(Dataset items)
>>
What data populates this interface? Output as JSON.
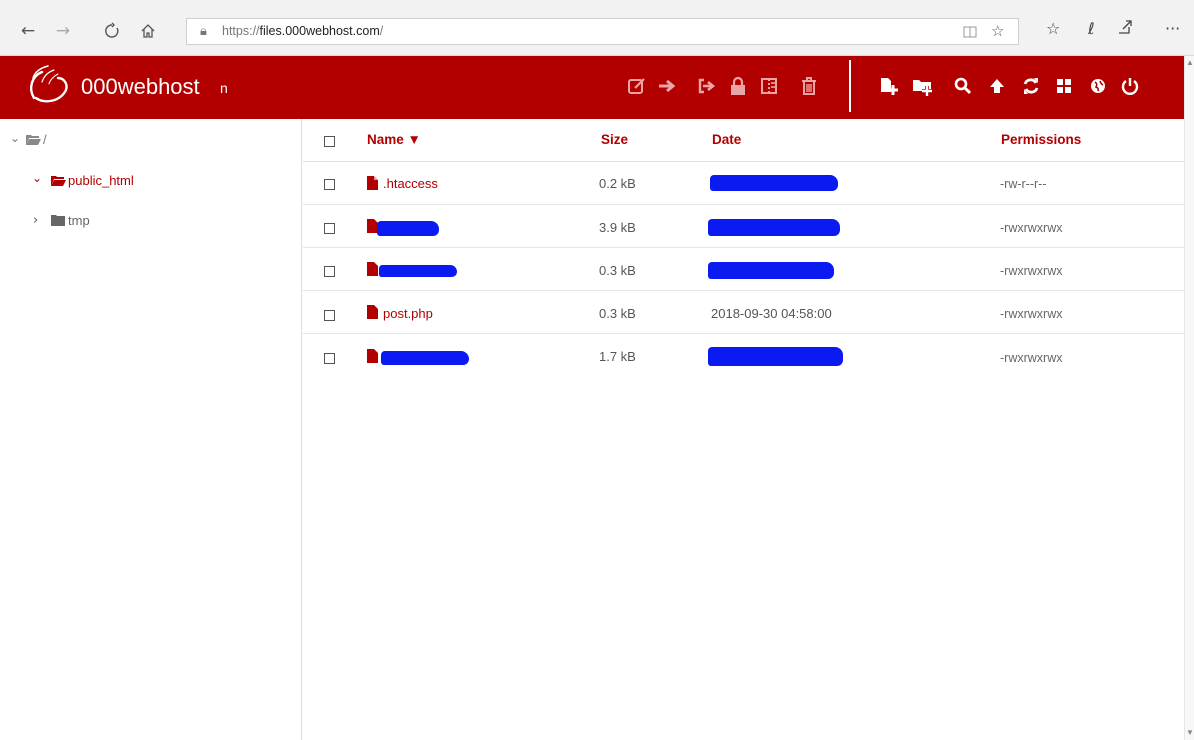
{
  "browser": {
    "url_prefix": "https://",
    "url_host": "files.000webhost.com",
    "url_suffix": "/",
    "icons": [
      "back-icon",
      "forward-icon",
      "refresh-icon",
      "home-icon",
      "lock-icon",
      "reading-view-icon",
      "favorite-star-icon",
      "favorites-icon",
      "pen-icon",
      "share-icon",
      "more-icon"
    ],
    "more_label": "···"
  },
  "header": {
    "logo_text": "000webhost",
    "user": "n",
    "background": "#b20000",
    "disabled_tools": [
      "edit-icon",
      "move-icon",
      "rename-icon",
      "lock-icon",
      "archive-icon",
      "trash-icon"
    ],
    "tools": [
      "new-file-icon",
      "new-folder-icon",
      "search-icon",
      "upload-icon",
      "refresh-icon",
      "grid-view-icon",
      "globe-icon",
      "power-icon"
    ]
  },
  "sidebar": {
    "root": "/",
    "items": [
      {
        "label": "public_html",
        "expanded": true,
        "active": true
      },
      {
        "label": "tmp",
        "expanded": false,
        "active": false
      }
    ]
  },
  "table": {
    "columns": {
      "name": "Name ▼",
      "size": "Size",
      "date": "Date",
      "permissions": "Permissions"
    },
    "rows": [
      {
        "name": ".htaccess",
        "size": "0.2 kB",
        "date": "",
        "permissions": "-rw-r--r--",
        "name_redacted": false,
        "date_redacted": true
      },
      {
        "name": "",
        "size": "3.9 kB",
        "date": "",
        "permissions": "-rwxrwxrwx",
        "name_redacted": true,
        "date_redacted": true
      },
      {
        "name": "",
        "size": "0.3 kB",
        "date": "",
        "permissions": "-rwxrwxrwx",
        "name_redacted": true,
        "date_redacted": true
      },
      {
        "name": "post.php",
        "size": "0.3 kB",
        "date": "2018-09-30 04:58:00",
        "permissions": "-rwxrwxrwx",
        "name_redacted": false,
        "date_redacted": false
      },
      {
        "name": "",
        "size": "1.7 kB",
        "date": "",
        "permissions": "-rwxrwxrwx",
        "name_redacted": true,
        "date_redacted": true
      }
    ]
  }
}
<<
- WHAT IS REQUIRED
Only a number is wanted: how many lines of the material include the word "false".

- RESPONSE BELOW
5